DATA LINES:
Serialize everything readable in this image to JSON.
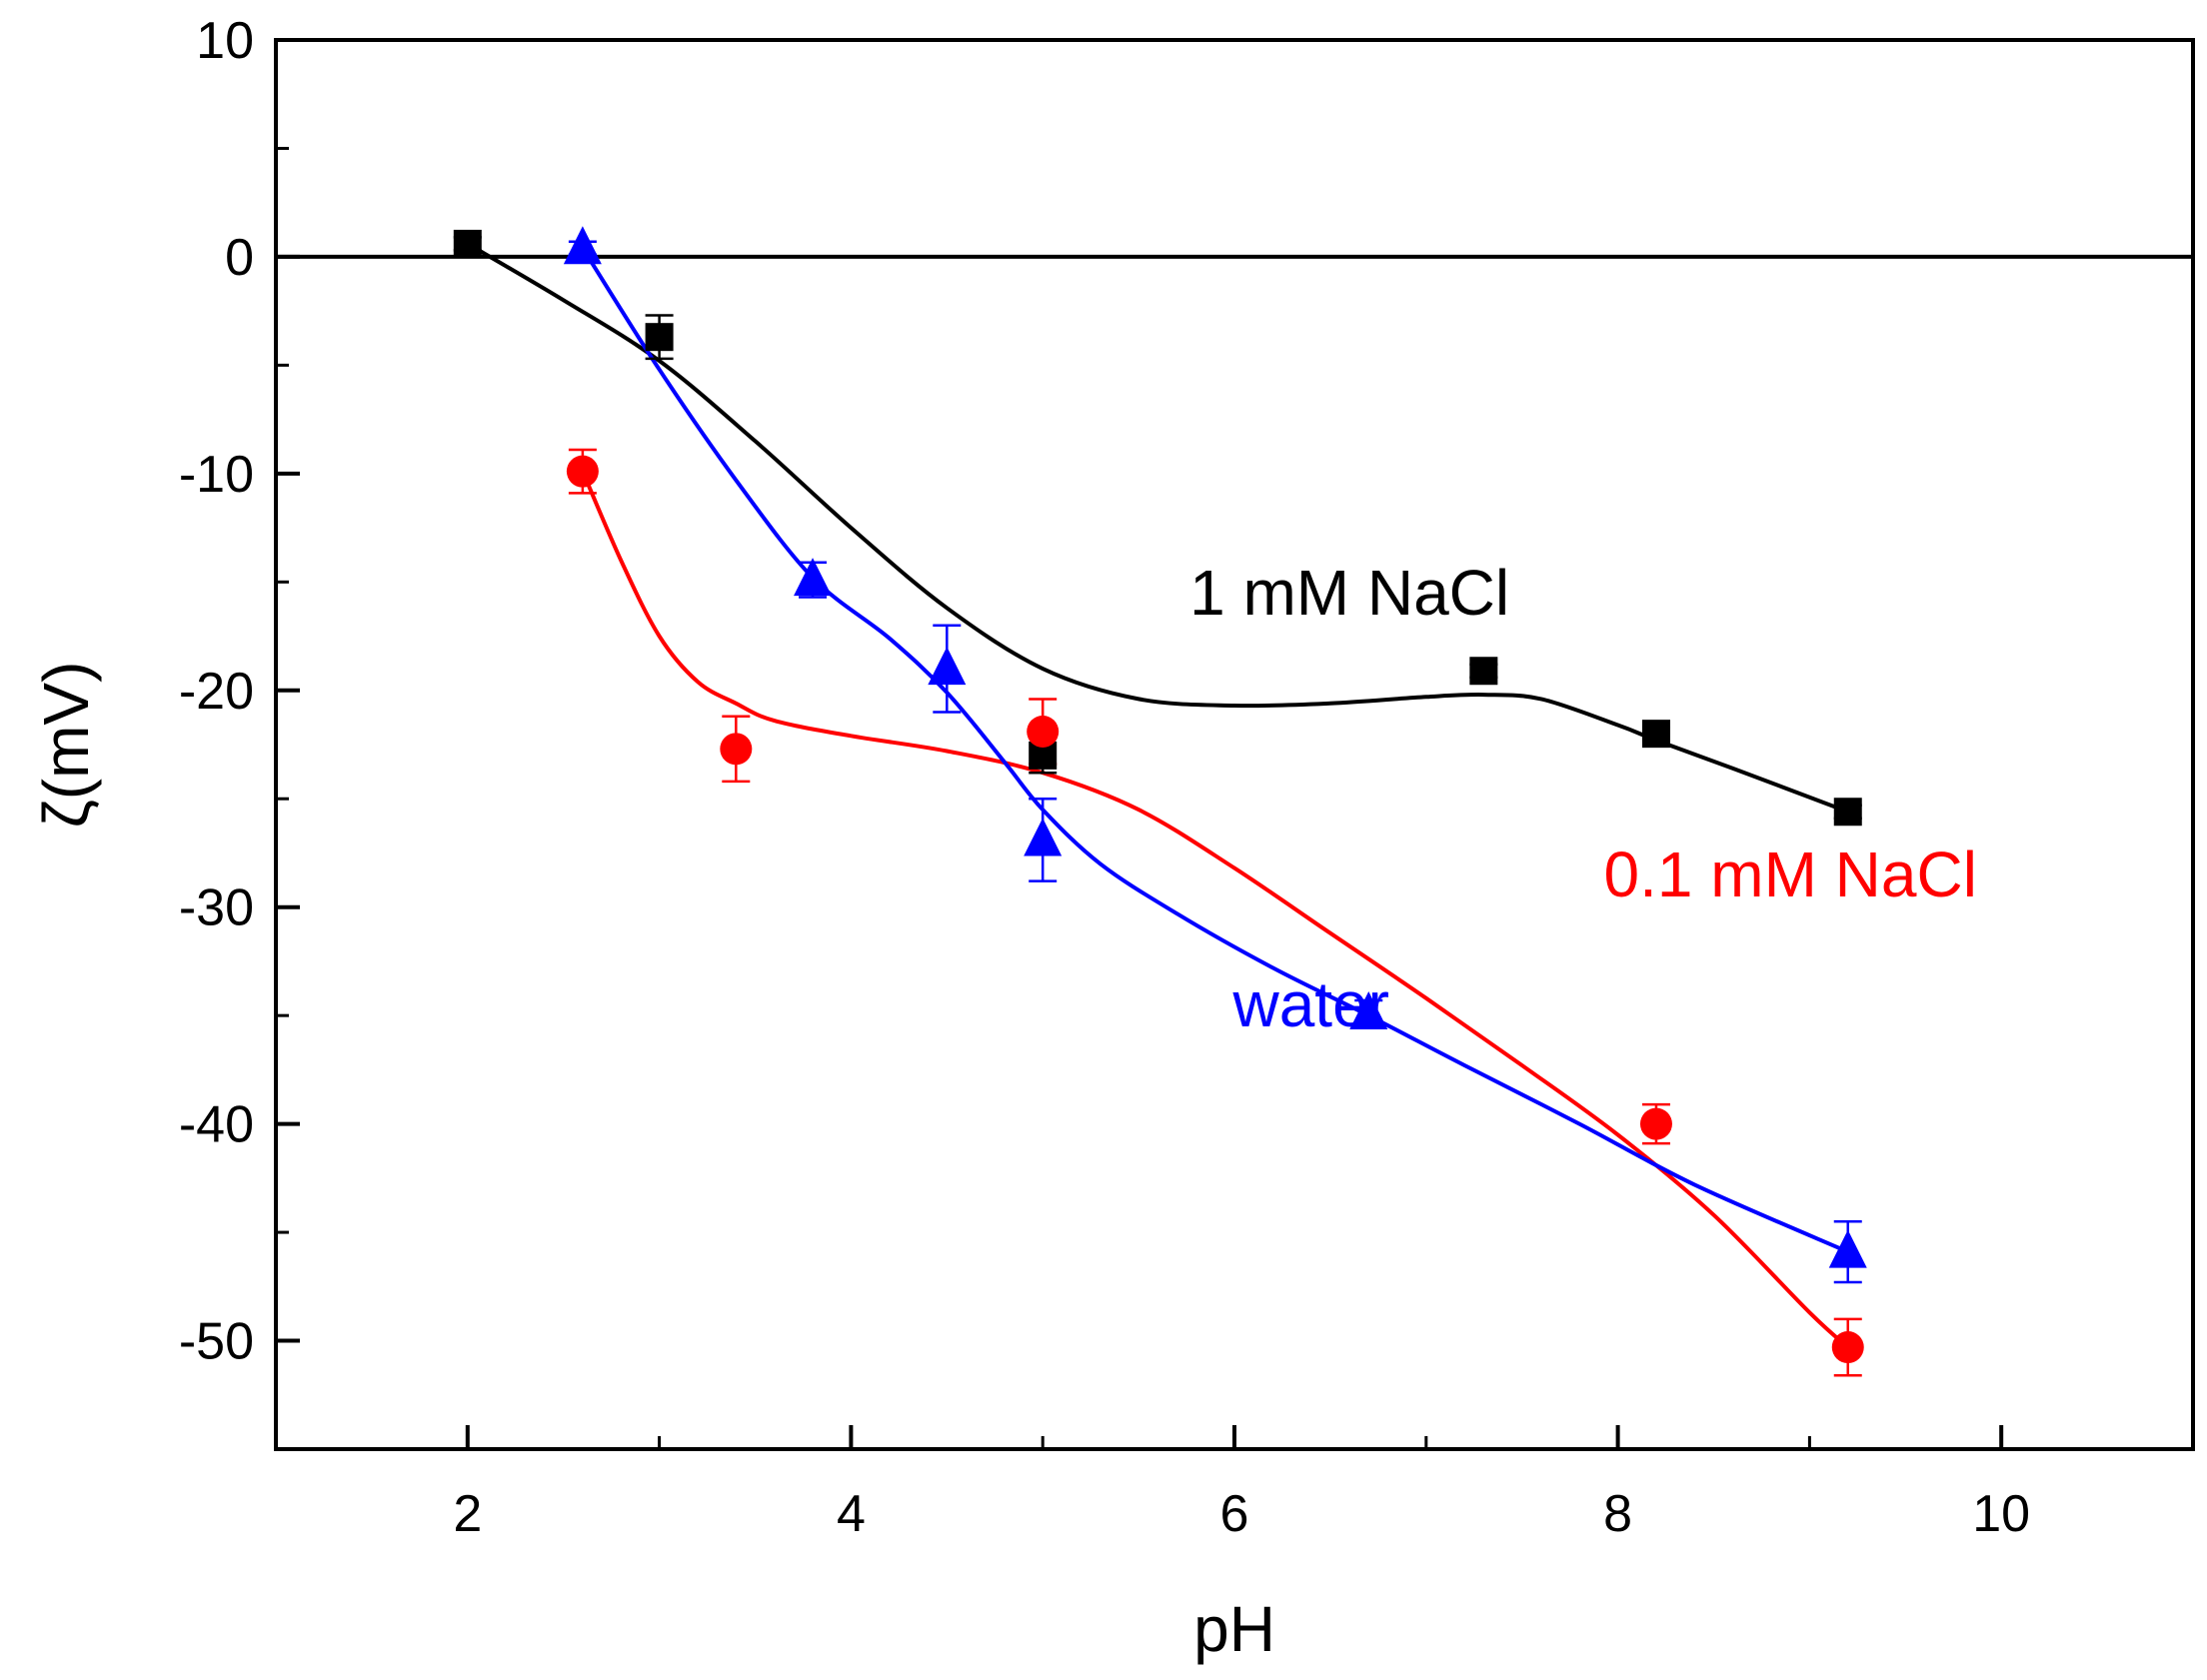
{
  "chart_data": {
    "type": "scatter",
    "title": "",
    "xlabel": "pH",
    "ylabel": "ζ(mV)",
    "xlim": [
      1,
      11
    ],
    "ylim": [
      -55,
      10
    ],
    "x_ticks": [
      2,
      4,
      6,
      8,
      10
    ],
    "y_ticks": [
      10,
      0,
      -10,
      -20,
      -30,
      -40,
      -50
    ],
    "x_tick_labels": [
      "2",
      "4",
      "6",
      "8",
      "10"
    ],
    "y_tick_labels": [
      "10",
      "0",
      "-10",
      "-20",
      "-30",
      "-40",
      "-50"
    ],
    "reference_line_y": 0,
    "grid": false,
    "series": [
      {
        "label": "1 mM NaCl",
        "color": "#000000",
        "marker": "square",
        "x": [
          2.0,
          3.0,
          5.0,
          7.3,
          8.2,
          9.2
        ],
        "y": [
          0.6,
          -3.7,
          -23.0,
          -19.1,
          -22.0,
          -25.6
        ],
        "err": [
          0.3,
          1.0,
          0.8,
          0.3,
          0.3,
          0.3
        ],
        "curve_x": [
          2.0,
          2.5,
          3.0,
          3.5,
          4.0,
          4.5,
          5.0,
          5.5,
          6.0,
          6.5,
          7.0,
          7.3,
          7.6,
          8.0,
          8.2,
          8.6,
          9.2
        ],
        "curve_y": [
          0.6,
          -2.0,
          -4.8,
          -8.5,
          -12.5,
          -16.2,
          -19.0,
          -20.4,
          -20.7,
          -20.6,
          -20.3,
          -20.2,
          -20.4,
          -21.6,
          -22.3,
          -23.6,
          -25.6
        ]
      },
      {
        "label": "0.1 mM NaCl",
        "color": "#ff0000",
        "marker": "circle",
        "x": [
          2.6,
          3.4,
          5.0,
          8.2,
          9.2
        ],
        "y": [
          -9.9,
          -22.7,
          -21.9,
          -40.0,
          -50.3
        ],
        "err": [
          1.0,
          1.5,
          1.5,
          0.9,
          1.3
        ],
        "curve_x": [
          2.6,
          2.8,
          3.0,
          3.2,
          3.4,
          3.6,
          4.0,
          4.5,
          5.0,
          5.5,
          6.0,
          6.5,
          7.0,
          7.5,
          8.0,
          8.5,
          9.0,
          9.2
        ],
        "curve_y": [
          -9.9,
          -14.0,
          -17.5,
          -19.6,
          -20.6,
          -21.4,
          -22.1,
          -22.8,
          -23.8,
          -25.5,
          -28.2,
          -31.2,
          -34.2,
          -37.3,
          -40.5,
          -44.2,
          -48.7,
          -50.3
        ]
      },
      {
        "label": "water",
        "color": "#0000ff",
        "marker": "triangle",
        "x": [
          2.6,
          3.8,
          4.5,
          5.0,
          6.7,
          9.2
        ],
        "y": [
          0.4,
          -14.9,
          -19.0,
          -26.9,
          -34.9,
          -45.9
        ],
        "err": [
          0.3,
          0.8,
          2.0,
          1.9,
          0.6,
          1.4
        ],
        "curve_x": [
          2.6,
          3.0,
          3.4,
          3.8,
          4.2,
          4.5,
          4.8,
          5.0,
          5.3,
          5.7,
          6.2,
          6.7,
          7.2,
          7.8,
          8.4,
          9.2
        ],
        "curve_y": [
          0.4,
          -5.2,
          -10.3,
          -14.8,
          -17.6,
          -20.1,
          -23.3,
          -25.5,
          -28.0,
          -30.3,
          -32.8,
          -35.0,
          -37.3,
          -40.0,
          -42.8,
          -45.9
        ]
      }
    ],
    "annotations": [
      {
        "text": "1 mM NaCl",
        "color": "#000000",
        "x": 6.6,
        "y": -16.5
      },
      {
        "text": "0.1 mM NaCl",
        "color": "#ff0000",
        "x": 8.9,
        "y": -29.5
      },
      {
        "text": "water",
        "color": "#0000ff",
        "x": 6.4,
        "y": -35.5
      }
    ]
  }
}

GIVEN PROBLEM: Without the pictures, restate all of the entries above verbatim.

WRITTEN RESPONSE:
Serialize everything readable in this image to JSON.
{
  "chart_data": {
    "type": "scatter",
    "title": "",
    "xlabel": "pH",
    "ylabel": "ζ(mV)",
    "xlim": [
      1,
      11
    ],
    "ylim": [
      -55,
      10
    ],
    "x_ticks": [
      2,
      4,
      6,
      8,
      10
    ],
    "y_ticks": [
      10,
      0,
      -10,
      -20,
      -30,
      -40,
      -50
    ],
    "x_tick_labels": [
      "2",
      "4",
      "6",
      "8",
      "10"
    ],
    "y_tick_labels": [
      "10",
      "0",
      "-10",
      "-20",
      "-30",
      "-40",
      "-50"
    ],
    "reference_line_y": 0,
    "grid": false,
    "series": [
      {
        "label": "1 mM NaCl",
        "color": "#000000",
        "marker": "square",
        "x": [
          2.0,
          3.0,
          5.0,
          7.3,
          8.2,
          9.2
        ],
        "y": [
          0.6,
          -3.7,
          -23.0,
          -19.1,
          -22.0,
          -25.6
        ],
        "err": [
          0.3,
          1.0,
          0.8,
          0.3,
          0.3,
          0.3
        ],
        "curve_x": [
          2.0,
          2.5,
          3.0,
          3.5,
          4.0,
          4.5,
          5.0,
          5.5,
          6.0,
          6.5,
          7.0,
          7.3,
          7.6,
          8.0,
          8.2,
          8.6,
          9.2
        ],
        "curve_y": [
          0.6,
          -2.0,
          -4.8,
          -8.5,
          -12.5,
          -16.2,
          -19.0,
          -20.4,
          -20.7,
          -20.6,
          -20.3,
          -20.2,
          -20.4,
          -21.6,
          -22.3,
          -23.6,
          -25.6
        ]
      },
      {
        "label": "0.1 mM NaCl",
        "color": "#ff0000",
        "marker": "circle",
        "x": [
          2.6,
          3.4,
          5.0,
          8.2,
          9.2
        ],
        "y": [
          -9.9,
          -22.7,
          -21.9,
          -40.0,
          -50.3
        ],
        "err": [
          1.0,
          1.5,
          1.5,
          0.9,
          1.3
        ],
        "curve_x": [
          2.6,
          2.8,
          3.0,
          3.2,
          3.4,
          3.6,
          4.0,
          4.5,
          5.0,
          5.5,
          6.0,
          6.5,
          7.0,
          7.5,
          8.0,
          8.5,
          9.0,
          9.2
        ],
        "curve_y": [
          -9.9,
          -14.0,
          -17.5,
          -19.6,
          -20.6,
          -21.4,
          -22.1,
          -22.8,
          -23.8,
          -25.5,
          -28.2,
          -31.2,
          -34.2,
          -37.3,
          -40.5,
          -44.2,
          -48.7,
          -50.3
        ]
      },
      {
        "label": "water",
        "color": "#0000ff",
        "marker": "triangle",
        "x": [
          2.6,
          3.8,
          4.5,
          5.0,
          6.7,
          9.2
        ],
        "y": [
          0.4,
          -14.9,
          -19.0,
          -26.9,
          -34.9,
          -45.9
        ],
        "err": [
          0.3,
          0.8,
          2.0,
          1.9,
          0.6,
          1.4
        ],
        "curve_x": [
          2.6,
          3.0,
          3.4,
          3.8,
          4.2,
          4.5,
          4.8,
          5.0,
          5.3,
          5.7,
          6.2,
          6.7,
          7.2,
          7.8,
          8.4,
          9.2
        ],
        "curve_y": [
          0.4,
          -5.2,
          -10.3,
          -14.8,
          -17.6,
          -20.1,
          -23.3,
          -25.5,
          -28.0,
          -30.3,
          -32.8,
          -35.0,
          -37.3,
          -40.0,
          -42.8,
          -45.9
        ]
      }
    ],
    "annotations": [
      {
        "text": "1 mM NaCl",
        "color": "#000000",
        "x": 6.6,
        "y": -16.5
      },
      {
        "text": "0.1 mM NaCl",
        "color": "#ff0000",
        "x": 8.9,
        "y": -29.5
      },
      {
        "text": "water",
        "color": "#0000ff",
        "x": 6.4,
        "y": -35.5
      }
    ]
  }
}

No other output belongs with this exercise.